** Start of ENTRIES PROVIDED **
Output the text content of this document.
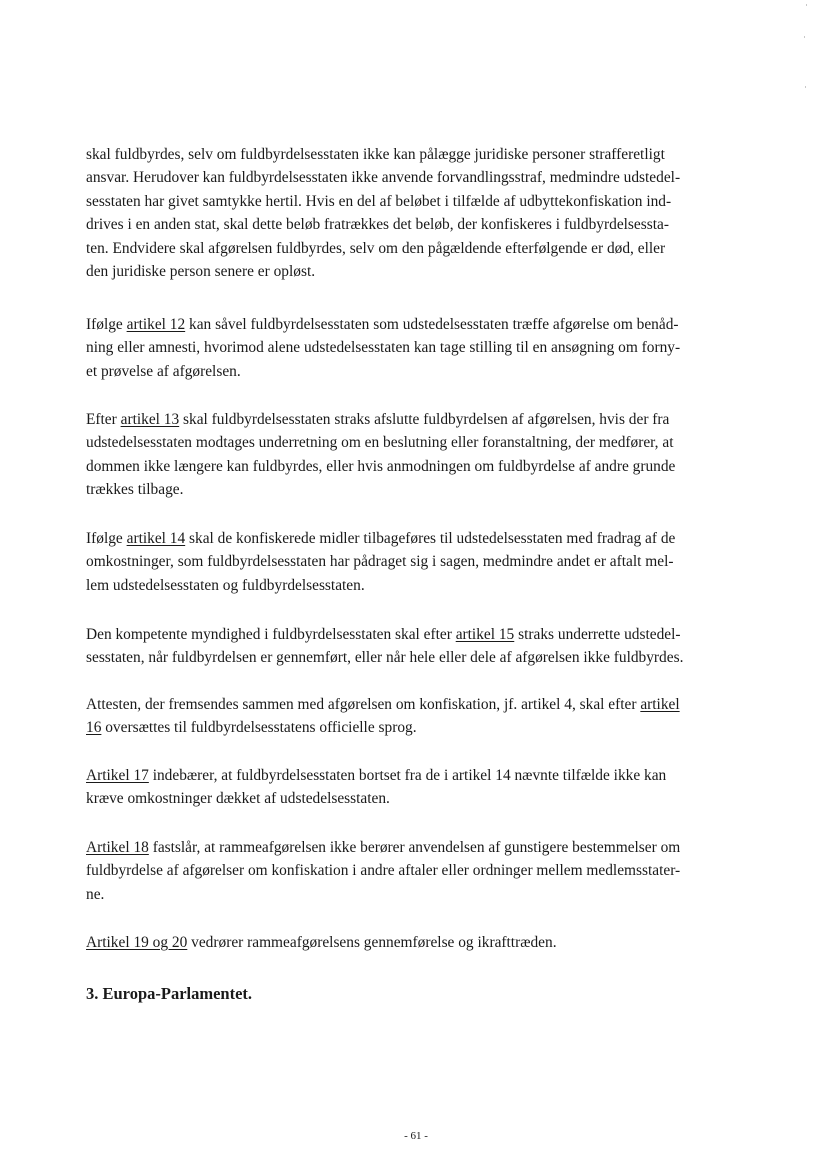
skal fuldbyrdes, selv om fuldbyrdelsesstaten ikke kan pålægge juridiske personer strafferetligt
ansvar. Herudover kan fuldbyrdelsesstaten ikke anvende forvandlingsstraf, medmindre udstedel-
sesstaten har givet samtykke hertil. Hvis en del af beløbet i tilfælde af udbyttekonfiskation ind-
drives i en anden stat, skal dette beløb fratrækkes det beløb, der konfiskeres i fuldbyrdelsessta-
ten. Endvidere skal afgørelsen fuldbyrdes, selv om den pågældende efterfølgende er død, eller
den juridiske person senere er opløst.

Ifølge artikel 12 kan såvel fuldbyrdelsesstaten som udstedelsesstaten træffe afgørelse om benåd-
ning eller amnesti, hvorimod alene udstedelsesstaten kan tage stilling til en ansøgning om forny-
et prøvelse af afgørelsen.

Efter artikel 13 skal fuldbyrdelsesstaten straks afslutte fuldbyrdelsen af afgørelsen, hvis der fra
udstedelsesstaten modtages underretning om en beslutning eller foranstaltning, der medfører, at
dommen ikke længere kan fuldbyrdes, eller hvis anmodningen om fuldbyrdelse af andre grunde
trækkes tilbage.

Ifølge artikel 14 skal de konfiskerede midler tilbageføres til udstedelsesstaten med fradrag af de
omkostninger, som fuldbyrdelsesstaten har pådraget sig i sagen, medmindre andet er aftalt mel-
lem udstedelsesstaten og fuldbyrdelsesstaten.

Den kompetente myndighed i fuldbyrdelsesstaten skal efter artikel 15 straks underrette udstedel-
sesstaten, når fuldbyrdelsen er gennemført, eller når hele eller dele af afgørelsen ikke fuldbyrdes.

Attesten, der fremsendes sammen med afgørelsen om konfiskation, jf. artikel 4, skal efter artikel
16 oversættes til fuldbyrdelsesstatens officielle sprog.

Artikel 17 indebærer, at fuldbyrdelsesstaten bortset fra de i artikel 14 nævnte tilfælde ikke kan
kræve omkostninger dækket af udstedelsesstaten.

Artikel 18 fastslår, at rammeafgørelsen ikke berører anvendelsen af gunstigere bestemmelser om
fuldbyrdelse af afgørelser om konfiskation i andre aftaler eller ordninger mellem medlemsstater-
ne.

Artikel 19 og 20 vedrører rammeafgørelsens gennemførelse og ikrafttræden.

3. Europa-Parlamentet.
- 61 -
** End of ENTRIES PROVIDED **
Write out the listing above exactly as it stands, pictures excluded.

Output the text content of this document.
skal fuldbyrdes, selv om fuldbyrdelsesstaten ikke kan pålægge juridiske personer strafferetligt
ansvar. Herudover kan fuldbyrdelsesstaten ikke anvende forvandlingsstraf, medmindre udstedel-
sesstaten har givet samtykke hertil. Hvis en del af beløbet i tilfælde af udbyttekonfiskation ind-
drives i en anden stat, skal dette beløb fratrækkes det beløb, der konfiskeres i fuldbyrdelsessta-
ten. Endvidere skal afgørelsen fuldbyrdes, selv om den pågældende efterfølgende er død, eller
den juridiske person senere er opløst.

Ifølge artikel 12 kan såvel fuldbyrdelsesstaten som udstedelsesstaten træffe afgørelse om benåd-
ning eller amnesti, hvorimod alene udstedelsesstaten kan tage stilling til en ansøgning om forny-
et prøvelse af afgørelsen.

Efter artikel 13 skal fuldbyrdelsesstaten straks afslutte fuldbyrdelsen af afgørelsen, hvis der fra
udstedelsesstaten modtages underretning om en beslutning eller foranstaltning, der medfører, at
dommen ikke længere kan fuldbyrdes, eller hvis anmodningen om fuldbyrdelse af andre grunde
trækkes tilbage.

Ifølge artikel 14 skal de konfiskerede midler tilbageføres til udstedelsesstaten med fradrag af de
omkostninger, som fuldbyrdelsesstaten har pådraget sig i sagen, medmindre andet er aftalt mel-
lem udstedelsesstaten og fuldbyrdelsesstaten.

Den kompetente myndighed i fuldbyrdelsesstaten skal efter artikel 15 straks underrette udstedel-
sesstaten, når fuldbyrdelsen er gennemført, eller når hele eller dele af afgørelsen ikke fuldbyrdes.

Attesten, der fremsendes sammen med afgørelsen om konfiskation, jf. artikel 4, skal efter artikel
16 oversættes til fuldbyrdelsesstatens officielle sprog.

Artikel 17 indebærer, at fuldbyrdelsesstaten bortset fra de i artikel 14 nævnte tilfælde ikke kan
kræve omkostninger dækket af udstedelsesstaten.

Artikel 18 fastslår, at rammeafgørelsen ikke berører anvendelsen af gunstigere bestemmelser om
fuldbyrdelse af afgørelser om konfiskation i andre aftaler eller ordninger mellem medlemsstater-
ne.

Artikel 19 og 20 vedrører rammeafgørelsens gennemførelse og ikrafttræden.

3. Europa-Parlamentet.
- 61 -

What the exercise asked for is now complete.